(Collected data)
-*-
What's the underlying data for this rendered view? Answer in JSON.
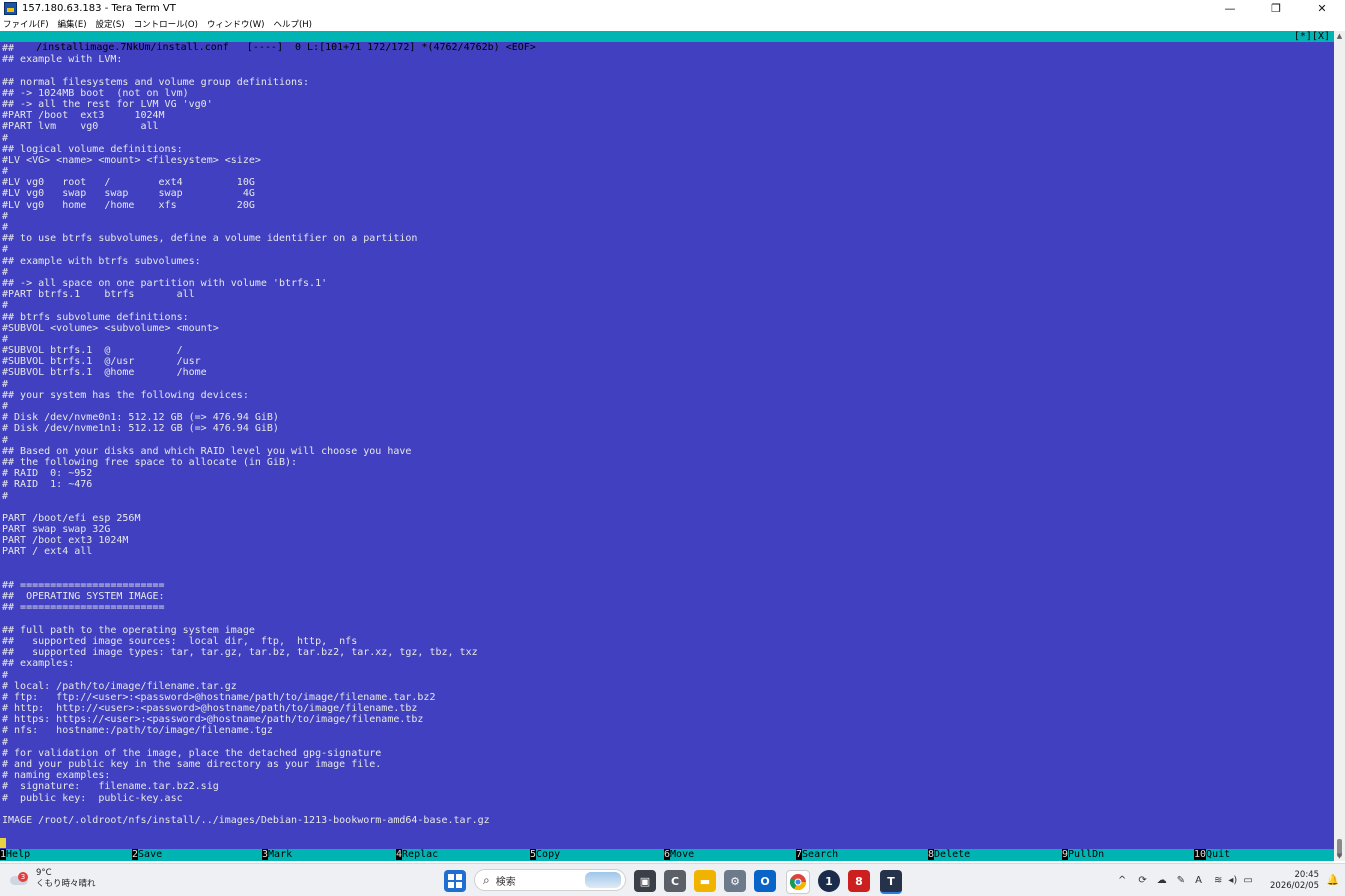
{
  "window": {
    "title": "157.180.63.183 - Tera Term VT",
    "buttons": {
      "minimize": "—",
      "maximize": "❐",
      "close": "✕"
    }
  },
  "menu": [
    "ファイル(F)",
    "編集(E)",
    "設定(S)",
    "コントロール(O)",
    "ウィンドウ(W)",
    "ヘルプ(H)"
  ],
  "editor": {
    "status_left": "/installimage.7NkUm/install.conf   [----]  0 L:[101+71 172/172] *(4762/4762b) <EOF>",
    "status_right": "[*][X]",
    "lines": [
      "##",
      "## example with LVM:",
      "",
      "## normal filesystems and volume group definitions:",
      "## -> 1024MB boot  (not on lvm)",
      "## -> all the rest for LVM VG 'vg0'",
      "#PART /boot  ext3     1024M",
      "#PART lvm    vg0       all",
      "#",
      "## logical volume definitions:",
      "#LV <VG> <name> <mount> <filesystem> <size>",
      "#",
      "#LV vg0   root   /        ext4         10G",
      "#LV vg0   swap   swap     swap          4G",
      "#LV vg0   home   /home    xfs          20G",
      "#",
      "#",
      "## to use btrfs subvolumes, define a volume identifier on a partition",
      "#",
      "## example with btrfs subvolumes:",
      "#",
      "## -> all space on one partition with volume 'btrfs.1'",
      "#PART btrfs.1    btrfs       all",
      "#",
      "## btrfs subvolume definitions:",
      "#SUBVOL <volume> <subvolume> <mount>",
      "#",
      "#SUBVOL btrfs.1  @           /",
      "#SUBVOL btrfs.1  @/usr       /usr",
      "#SUBVOL btrfs.1  @home       /home",
      "#",
      "## your system has the following devices:",
      "#",
      "# Disk /dev/nvme0n1: 512.12 GB (=> 476.94 GiB)",
      "# Disk /dev/nvme1n1: 512.12 GB (=> 476.94 GiB)",
      "#",
      "## Based on your disks and which RAID level you will choose you have",
      "## the following free space to allocate (in GiB):",
      "# RAID  0: ~952",
      "# RAID  1: ~476",
      "#",
      "",
      "PART /boot/efi esp 256M",
      "PART swap swap 32G",
      "PART /boot ext3 1024M",
      "PART / ext4 all",
      "",
      "",
      "## ========================",
      "##  OPERATING SYSTEM IMAGE:",
      "## ========================",
      "",
      "## full path to the operating system image",
      "##   supported image sources:  local dir,  ftp,  http,  nfs",
      "##   supported image types: tar, tar.gz, tar.bz, tar.bz2, tar.xz, tgz, tbz, txz",
      "## examples:",
      "#",
      "# local: /path/to/image/filename.tar.gz",
      "# ftp:   ftp://<user>:<password>@hostname/path/to/image/filename.tar.bz2",
      "# http:  http://<user>:<password>@hostname/path/to/image/filename.tbz",
      "# https: https://<user>:<password>@hostname/path/to/image/filename.tbz",
      "# nfs:   hostname:/path/to/image/filename.tgz",
      "#",
      "# for validation of the image, place the detached gpg-signature",
      "# and your public key in the same directory as your image file.",
      "# naming examples:",
      "#  signature:   filename.tar.bz2.sig",
      "#  public key:  public-key.asc",
      "",
      "IMAGE /root/.oldroot/nfs/install/../images/Debian-1213-bookworm-amd64-base.tar.gz",
      "",
      ""
    ],
    "fkeys": [
      {
        "num": "1",
        "label": "Help"
      },
      {
        "num": "2",
        "label": "Save"
      },
      {
        "num": "3",
        "label": "Mark"
      },
      {
        "num": "4",
        "label": "Replac"
      },
      {
        "num": "5",
        "label": "Copy"
      },
      {
        "num": "6",
        "label": "Move"
      },
      {
        "num": "7",
        "label": "Search"
      },
      {
        "num": "8",
        "label": "Delete"
      },
      {
        "num": "9",
        "label": "PullDn"
      },
      {
        "num": "10",
        "label": "Quit"
      }
    ]
  },
  "taskbar": {
    "weather_temp": "9°C",
    "weather_desc": "くもり時々晴れ",
    "weather_badge": "3",
    "search_placeholder": "検索",
    "apps": [
      "windows-start-icon",
      "task-view-icon",
      "terminal-c-icon",
      "file-explorer-icon",
      "settings-icon",
      "outlook-icon",
      "chrome-icon",
      "1password-icon",
      "app-8-icon",
      "tera-term-icon"
    ],
    "tray": {
      "chevron": "^",
      "ime": "A"
    },
    "time": "20:45",
    "date": "2026/02/05"
  }
}
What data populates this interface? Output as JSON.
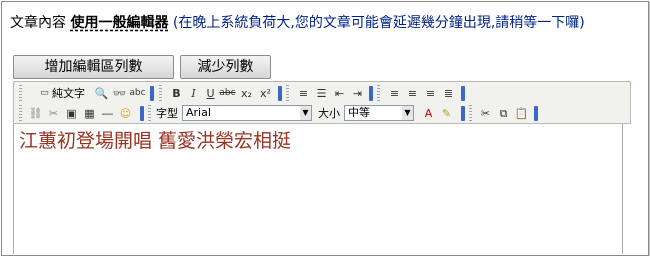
{
  "heading": {
    "label": "文章內容",
    "editor_mode": "使用一般編輯器",
    "note": " (在晚上系統負荷大,您的文章可能會延遲幾分鐘出現,請稍等一下囉)"
  },
  "buttons": {
    "add_rows": "增加編輯區列數",
    "remove_rows": "減少列數"
  },
  "toolbar": {
    "plain_text_label": "純文字",
    "font_label": "字型",
    "font_value": "Arial",
    "size_label": "大小",
    "size_value": "中等"
  },
  "editor": {
    "content": "江蕙初登場開唱 舊愛洪榮宏相挺"
  },
  "colors": {
    "note": "#00238a",
    "editor_text": "#993322",
    "separator": "#3b67c6"
  }
}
-*-
## Direction
List the lines of the material in which the word "local" occurs.

## Result of the task
      "##   supported image sources:  local dir,  ftp,  http,  nfs",
      "# local: /path/to/image/filename.tar.gz",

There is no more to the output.